▼
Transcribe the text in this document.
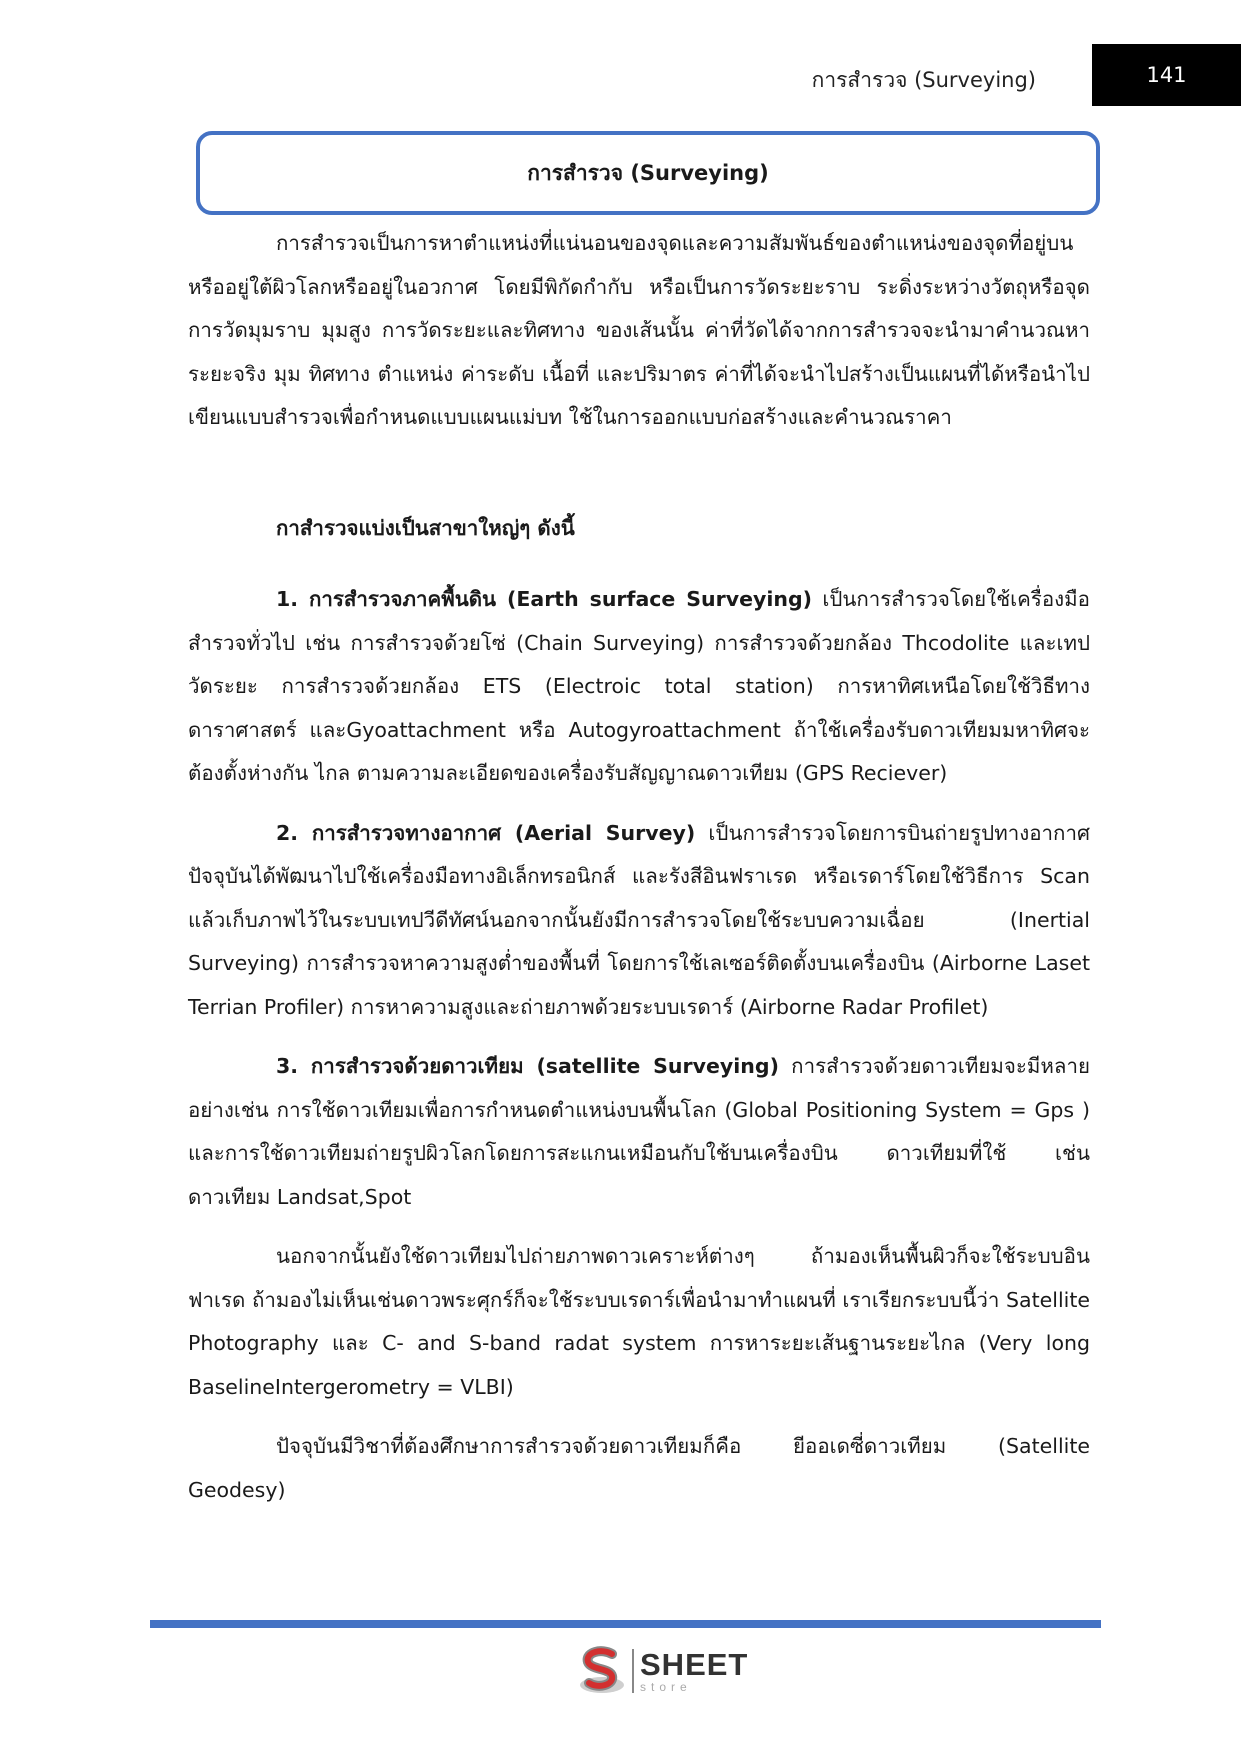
การสำรวจ (Surveying)	141
การสำรวจ (Surveying)

การสำรวจเป็นการหาตำแหน่งที่แน่นอนของจุดและความสัมพันธ์ของตำแหน่งของจุดที่อยู่บน หรืออยู่ใต้ผิวโลกหรืออยู่ในอวกาศ โดยมีพิกัดกำกับ หรือเป็นการวัดระยะราบ ระดิ่งระหว่างวัตถุหรือจุด การวัดมุมราบ มุมสูง การวัดระยะและทิศทาง ของเส้นนั้น ค่าที่วัดได้จากการสำรวจจะนำมาคำนวณหา ระยะจริง มุม ทิศทาง ตำแหน่ง ค่าระดับ เนื้อที่ และปริมาตร ค่าที่ได้จะนำไปสร้างเป็นแผนที่ได้หรือนำไป เขียนแบบสำรวจเพื่อกำหนดแบบแผนแม่บท ใช้ในการออกแบบก่อสร้างและคำนวณราคา

กาสำรวจแบ่งเป็นสาขาใหญ่ๆ ดังนี้

1. การสำรวจภาคพื้นดิน (Earth surface Surveying) เป็นการสำรวจโดยใช้เครื่องมือ สำรวจทั่วไป เช่น การสำรวจด้วยโซ่ (Chain Surveying) การสำรวจด้วยกล้อง Thcodolite และเทป วัดระยะ การสำรวจด้วยกล้อง ETS (Electroic total station) การหาทิศเหนือโดยใช้วิธีทางดาราศาสตร์ และGyoattachment หรือ Autogyroattachment ถ้าใช้เครื่องรับดาวเทียมมหาทิศจะต้องตั้งห่างกัน ไกล ตามความละเอียดของเครื่องรับสัญญาณดาวเทียม (GPS Reciever)

2. การสำรวจทางอากาศ (Aerial Survey) เป็นการสำรวจโดยการบินถ่ายรูปทางอากาศ ปัจจุบันได้พัฒนาไปใช้เครื่องมือทางอิเล็กทรอนิกส์ และรังสีอินฟราเรด หรือเรดาร์โดยใช้วิธีการ Scan แล้วเก็บภาพไว้ในระบบเทปวีดีทัศน์นอกจากนั้นยังมีการสำรวจโดยใช้ระบบความเฉื่อย (Inertial Surveying) การสำรวจหาความสูงต่ำของพื้นที่ โดยการใช้เลเซอร์ติดตั้งบนเครื่องบิน (Airborne Laset Terrian Profiler) การหาความสูงและถ่ายภาพด้วยระบบเรดาร์ (Airborne Radar Profilet)

3. การสำรวจด้วยดาวเทียม (satellite Surveying) การสำรวจด้วยดาวเทียมจะมีหลาย อย่างเช่น การใช้ดาวเทียมเพื่อการกำหนดตำแหน่งบนพื้นโลก (Global Positioning System = Gps ) และการใช้ดาวเทียมถ่ายรูปผิวโลกโดยการสะแกนเหมือนกับใช้บนเครื่องบิน ดาวเทียมที่ใช้ เช่น ดาวเทียม Landsat,Spot

นอกจากนั้นยังใช้ดาวเทียมไปถ่ายภาพดาวเคราะห์ต่างๆ ถ้ามองเห็นพื้นผิวก็จะใช้ระบบอิน ฟาเรด ถ้ามองไม่เห็นเช่นดาวพระศุกร์ก็จะใช้ระบบเรดาร์เพื่อนำมาทำแผนที่ เราเรียกระบบนี้ว่า Satellite Photography และ C- and S-band radat system การหาระยะเส้นฐานระยะไกล (Very long BaselineIntergerometry = VLBI)

ปัจจุบันมีวิชาที่ต้องศึกษาการสำรวจด้วยดาวเทียมก็คือ ยีออเดซี่ดาวเทียม (Satellite Geodesy)

SHEET
store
▲
» Problem requirements:
Pick out and copy the lines of the material that include the word "นอกจากน".

» Task answer:
2. การสำรวจทางอากาศ (Aerial Survey) เป็นการสำรวจโดยการบินถ่ายรูปทางอากาศ ปัจจุบันได้พัฒนาไปใช้เครื่องมือทางอิเล็กทรอนิกส์ และรังสีอินฟราเรด หรือเรดาร์โดยใช้วิธีการ Scan แล้วเก็บภาพไว้ในระบบเทปวีดีทัศน์นอกจากนั้นยังมีการสำรวจโดยใช้ระบบความเฉื่อย (Inertial Surveying) การสำรวจหาความสูงต่ำของพื้นที่ โดยการใช้เลเซอร์ติดตั้งบนเครื่องบิน (Airborne Laset Terrian Profiler) การหาความสูงและถ่ายภาพด้วยระบบเรดาร์ (Airborne Radar Profilet)
นอกจากนั้นยังใช้ดาวเทียมไปถ่ายภาพดาวเคราะห์ต่างๆ ถ้ามองเห็นพื้นผิวก็จะใช้ระบบอิน ฟาเรด ถ้ามองไม่เห็นเช่นดาวพระศุกร์ก็จะใช้ระบบเรดาร์เพื่อนำมาทำแผนที่ เราเรียกระบบนี้ว่า Satellite Photography และ C- and S-band radat system การหาระยะเส้นฐานระยะไกล (Very long BaselineIntergerometry = VLBI)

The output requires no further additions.